## Begin

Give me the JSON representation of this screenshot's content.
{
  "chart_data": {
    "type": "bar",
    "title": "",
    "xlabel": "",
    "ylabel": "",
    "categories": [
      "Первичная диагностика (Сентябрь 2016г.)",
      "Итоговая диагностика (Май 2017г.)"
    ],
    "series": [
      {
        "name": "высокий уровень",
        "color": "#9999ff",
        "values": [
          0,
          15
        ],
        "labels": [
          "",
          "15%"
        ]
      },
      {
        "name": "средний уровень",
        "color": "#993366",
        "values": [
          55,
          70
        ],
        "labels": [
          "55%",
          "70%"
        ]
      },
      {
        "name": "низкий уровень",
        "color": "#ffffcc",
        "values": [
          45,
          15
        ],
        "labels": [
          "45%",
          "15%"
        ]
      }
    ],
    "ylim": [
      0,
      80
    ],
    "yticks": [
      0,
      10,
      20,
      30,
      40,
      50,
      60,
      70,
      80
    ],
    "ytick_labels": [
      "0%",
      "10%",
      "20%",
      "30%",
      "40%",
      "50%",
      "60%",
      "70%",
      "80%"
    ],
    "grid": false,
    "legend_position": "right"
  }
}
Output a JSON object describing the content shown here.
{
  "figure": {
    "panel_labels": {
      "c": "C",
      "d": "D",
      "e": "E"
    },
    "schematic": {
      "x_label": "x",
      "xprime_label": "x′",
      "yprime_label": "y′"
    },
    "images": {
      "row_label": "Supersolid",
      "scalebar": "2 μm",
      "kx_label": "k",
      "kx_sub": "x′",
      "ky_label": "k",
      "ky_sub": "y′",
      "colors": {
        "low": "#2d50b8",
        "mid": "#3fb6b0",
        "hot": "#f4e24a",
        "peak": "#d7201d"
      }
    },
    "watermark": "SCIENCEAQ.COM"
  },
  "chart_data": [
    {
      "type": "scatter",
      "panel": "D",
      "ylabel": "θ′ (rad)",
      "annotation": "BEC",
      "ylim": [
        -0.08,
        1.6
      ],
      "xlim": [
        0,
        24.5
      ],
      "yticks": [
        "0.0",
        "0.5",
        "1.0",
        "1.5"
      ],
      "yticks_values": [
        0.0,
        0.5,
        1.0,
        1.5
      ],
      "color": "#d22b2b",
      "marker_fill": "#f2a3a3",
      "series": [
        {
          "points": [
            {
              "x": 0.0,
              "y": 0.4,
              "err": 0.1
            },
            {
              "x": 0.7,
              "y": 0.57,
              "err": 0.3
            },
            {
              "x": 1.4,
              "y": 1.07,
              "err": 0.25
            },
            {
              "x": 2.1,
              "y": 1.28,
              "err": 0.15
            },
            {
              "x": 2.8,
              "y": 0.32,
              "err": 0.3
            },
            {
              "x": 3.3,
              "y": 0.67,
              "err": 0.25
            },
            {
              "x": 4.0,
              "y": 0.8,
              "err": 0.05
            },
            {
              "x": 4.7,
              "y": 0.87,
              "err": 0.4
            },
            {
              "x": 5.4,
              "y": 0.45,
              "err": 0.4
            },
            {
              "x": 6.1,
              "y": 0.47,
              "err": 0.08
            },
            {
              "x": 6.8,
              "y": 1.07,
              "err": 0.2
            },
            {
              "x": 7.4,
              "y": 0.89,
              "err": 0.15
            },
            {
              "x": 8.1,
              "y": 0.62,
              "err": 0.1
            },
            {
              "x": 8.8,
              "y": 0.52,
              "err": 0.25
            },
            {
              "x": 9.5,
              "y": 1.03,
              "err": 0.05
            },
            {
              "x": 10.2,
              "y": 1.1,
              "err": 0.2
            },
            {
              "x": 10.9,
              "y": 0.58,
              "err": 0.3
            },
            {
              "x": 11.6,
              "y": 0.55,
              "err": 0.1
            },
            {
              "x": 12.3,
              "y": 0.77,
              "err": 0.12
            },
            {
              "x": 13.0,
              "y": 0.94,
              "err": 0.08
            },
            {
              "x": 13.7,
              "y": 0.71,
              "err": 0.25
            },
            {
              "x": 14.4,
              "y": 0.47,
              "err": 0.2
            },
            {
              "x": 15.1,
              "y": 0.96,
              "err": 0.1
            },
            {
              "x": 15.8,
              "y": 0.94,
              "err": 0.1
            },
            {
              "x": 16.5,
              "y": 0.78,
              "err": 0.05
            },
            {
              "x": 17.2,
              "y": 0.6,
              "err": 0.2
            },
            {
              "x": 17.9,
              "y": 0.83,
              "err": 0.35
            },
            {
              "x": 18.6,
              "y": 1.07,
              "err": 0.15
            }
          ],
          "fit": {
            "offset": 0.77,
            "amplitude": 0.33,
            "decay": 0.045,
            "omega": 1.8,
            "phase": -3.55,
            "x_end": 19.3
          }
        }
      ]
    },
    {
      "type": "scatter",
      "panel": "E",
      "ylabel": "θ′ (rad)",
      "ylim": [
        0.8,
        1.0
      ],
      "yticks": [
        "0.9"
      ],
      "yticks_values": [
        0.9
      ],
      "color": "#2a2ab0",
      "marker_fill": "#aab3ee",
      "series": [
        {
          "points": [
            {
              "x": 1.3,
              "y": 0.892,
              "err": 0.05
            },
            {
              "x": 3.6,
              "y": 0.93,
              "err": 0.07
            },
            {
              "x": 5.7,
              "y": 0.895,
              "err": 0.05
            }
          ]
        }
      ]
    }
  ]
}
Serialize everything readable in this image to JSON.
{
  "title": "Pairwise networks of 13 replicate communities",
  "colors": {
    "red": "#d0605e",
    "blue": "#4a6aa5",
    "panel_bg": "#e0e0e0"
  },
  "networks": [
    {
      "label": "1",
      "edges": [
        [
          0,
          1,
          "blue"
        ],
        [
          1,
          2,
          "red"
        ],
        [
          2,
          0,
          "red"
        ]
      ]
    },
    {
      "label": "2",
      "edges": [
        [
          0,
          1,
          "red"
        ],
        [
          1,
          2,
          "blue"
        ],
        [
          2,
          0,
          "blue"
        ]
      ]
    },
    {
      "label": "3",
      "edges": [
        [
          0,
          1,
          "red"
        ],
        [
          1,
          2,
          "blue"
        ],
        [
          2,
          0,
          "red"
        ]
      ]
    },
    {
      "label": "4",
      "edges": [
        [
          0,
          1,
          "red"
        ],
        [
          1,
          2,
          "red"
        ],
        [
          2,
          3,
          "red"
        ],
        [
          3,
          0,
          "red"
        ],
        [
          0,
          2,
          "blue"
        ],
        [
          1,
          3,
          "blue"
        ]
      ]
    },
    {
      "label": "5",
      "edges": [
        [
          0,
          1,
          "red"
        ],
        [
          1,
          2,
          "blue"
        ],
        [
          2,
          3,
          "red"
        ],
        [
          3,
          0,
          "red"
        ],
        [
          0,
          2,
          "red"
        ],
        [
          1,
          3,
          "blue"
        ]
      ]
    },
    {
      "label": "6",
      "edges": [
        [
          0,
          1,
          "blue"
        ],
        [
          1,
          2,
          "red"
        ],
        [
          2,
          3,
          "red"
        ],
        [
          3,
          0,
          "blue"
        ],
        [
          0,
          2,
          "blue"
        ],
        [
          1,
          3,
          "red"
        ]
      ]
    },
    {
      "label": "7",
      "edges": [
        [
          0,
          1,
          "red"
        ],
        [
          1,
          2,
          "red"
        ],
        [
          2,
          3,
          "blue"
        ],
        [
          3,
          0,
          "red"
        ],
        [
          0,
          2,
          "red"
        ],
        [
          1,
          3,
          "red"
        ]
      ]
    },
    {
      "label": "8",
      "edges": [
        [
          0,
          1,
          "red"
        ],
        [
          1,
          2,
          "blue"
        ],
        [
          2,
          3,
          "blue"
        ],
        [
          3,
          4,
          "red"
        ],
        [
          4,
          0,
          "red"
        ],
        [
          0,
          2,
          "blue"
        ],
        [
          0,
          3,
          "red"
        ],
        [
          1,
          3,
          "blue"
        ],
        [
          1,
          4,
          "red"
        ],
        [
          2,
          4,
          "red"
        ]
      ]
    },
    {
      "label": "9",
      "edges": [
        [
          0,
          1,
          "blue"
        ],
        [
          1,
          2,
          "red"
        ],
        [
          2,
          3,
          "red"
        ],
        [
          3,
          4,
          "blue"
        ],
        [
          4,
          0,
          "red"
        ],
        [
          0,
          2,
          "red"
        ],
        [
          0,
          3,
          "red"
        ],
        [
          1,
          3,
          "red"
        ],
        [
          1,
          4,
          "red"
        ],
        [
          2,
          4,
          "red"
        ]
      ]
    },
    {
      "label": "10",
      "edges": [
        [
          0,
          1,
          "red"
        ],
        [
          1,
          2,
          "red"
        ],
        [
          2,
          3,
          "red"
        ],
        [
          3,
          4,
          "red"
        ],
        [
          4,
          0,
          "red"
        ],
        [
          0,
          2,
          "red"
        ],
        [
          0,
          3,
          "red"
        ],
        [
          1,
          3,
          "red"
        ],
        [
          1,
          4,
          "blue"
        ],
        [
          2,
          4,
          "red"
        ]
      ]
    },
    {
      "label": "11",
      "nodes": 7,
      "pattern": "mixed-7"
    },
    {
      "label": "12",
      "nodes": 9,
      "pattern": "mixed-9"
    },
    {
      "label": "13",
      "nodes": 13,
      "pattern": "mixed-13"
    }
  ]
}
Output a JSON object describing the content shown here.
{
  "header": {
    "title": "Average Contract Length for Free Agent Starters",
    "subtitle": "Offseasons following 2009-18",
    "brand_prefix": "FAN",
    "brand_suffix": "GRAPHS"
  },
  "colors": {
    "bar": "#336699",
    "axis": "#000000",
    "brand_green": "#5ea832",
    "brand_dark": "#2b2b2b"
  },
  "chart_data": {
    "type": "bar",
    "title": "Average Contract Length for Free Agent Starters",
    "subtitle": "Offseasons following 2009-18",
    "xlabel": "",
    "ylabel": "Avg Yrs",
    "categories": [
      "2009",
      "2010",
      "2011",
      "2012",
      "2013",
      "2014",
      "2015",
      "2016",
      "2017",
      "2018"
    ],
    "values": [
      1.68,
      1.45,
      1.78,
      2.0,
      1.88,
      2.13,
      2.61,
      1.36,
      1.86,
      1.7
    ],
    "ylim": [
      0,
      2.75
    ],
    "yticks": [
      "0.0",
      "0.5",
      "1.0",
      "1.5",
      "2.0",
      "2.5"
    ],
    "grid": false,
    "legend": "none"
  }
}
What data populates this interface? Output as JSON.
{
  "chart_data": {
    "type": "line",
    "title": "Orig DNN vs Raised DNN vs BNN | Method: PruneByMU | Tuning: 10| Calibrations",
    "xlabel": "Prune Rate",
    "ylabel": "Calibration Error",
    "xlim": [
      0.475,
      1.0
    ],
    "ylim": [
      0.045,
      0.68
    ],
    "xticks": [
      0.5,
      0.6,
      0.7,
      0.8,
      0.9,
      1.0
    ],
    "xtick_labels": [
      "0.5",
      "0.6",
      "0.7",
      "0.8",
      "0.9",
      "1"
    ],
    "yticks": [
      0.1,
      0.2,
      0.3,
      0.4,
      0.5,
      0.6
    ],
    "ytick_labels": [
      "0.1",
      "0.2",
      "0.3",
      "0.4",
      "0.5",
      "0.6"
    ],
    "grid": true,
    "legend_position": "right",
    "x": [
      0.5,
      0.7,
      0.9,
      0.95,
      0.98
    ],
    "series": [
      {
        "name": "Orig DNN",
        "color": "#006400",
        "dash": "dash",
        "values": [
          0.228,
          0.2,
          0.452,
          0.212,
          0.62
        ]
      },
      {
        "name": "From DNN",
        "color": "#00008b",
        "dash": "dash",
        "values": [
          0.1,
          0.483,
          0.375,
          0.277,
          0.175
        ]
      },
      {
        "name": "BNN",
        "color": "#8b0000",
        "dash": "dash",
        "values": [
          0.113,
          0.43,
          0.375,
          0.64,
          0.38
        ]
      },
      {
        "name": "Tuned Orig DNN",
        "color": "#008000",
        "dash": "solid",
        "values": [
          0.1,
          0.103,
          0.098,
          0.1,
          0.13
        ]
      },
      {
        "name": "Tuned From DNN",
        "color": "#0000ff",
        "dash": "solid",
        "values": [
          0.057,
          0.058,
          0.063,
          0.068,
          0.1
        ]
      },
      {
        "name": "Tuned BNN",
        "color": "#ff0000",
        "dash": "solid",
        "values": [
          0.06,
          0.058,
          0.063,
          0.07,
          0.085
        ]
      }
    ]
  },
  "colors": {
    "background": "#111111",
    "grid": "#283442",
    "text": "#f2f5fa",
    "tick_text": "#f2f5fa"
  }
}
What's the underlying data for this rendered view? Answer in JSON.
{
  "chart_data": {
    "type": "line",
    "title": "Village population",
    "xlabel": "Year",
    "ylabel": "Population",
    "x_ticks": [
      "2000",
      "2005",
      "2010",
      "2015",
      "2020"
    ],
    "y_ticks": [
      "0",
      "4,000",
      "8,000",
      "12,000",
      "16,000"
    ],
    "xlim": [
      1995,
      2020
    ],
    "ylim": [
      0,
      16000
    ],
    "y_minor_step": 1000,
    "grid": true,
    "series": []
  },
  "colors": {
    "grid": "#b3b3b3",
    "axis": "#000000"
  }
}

## End

Task prompt. Report only the number of lines that hold the string "xlabel" in this listing.

The completed task. 4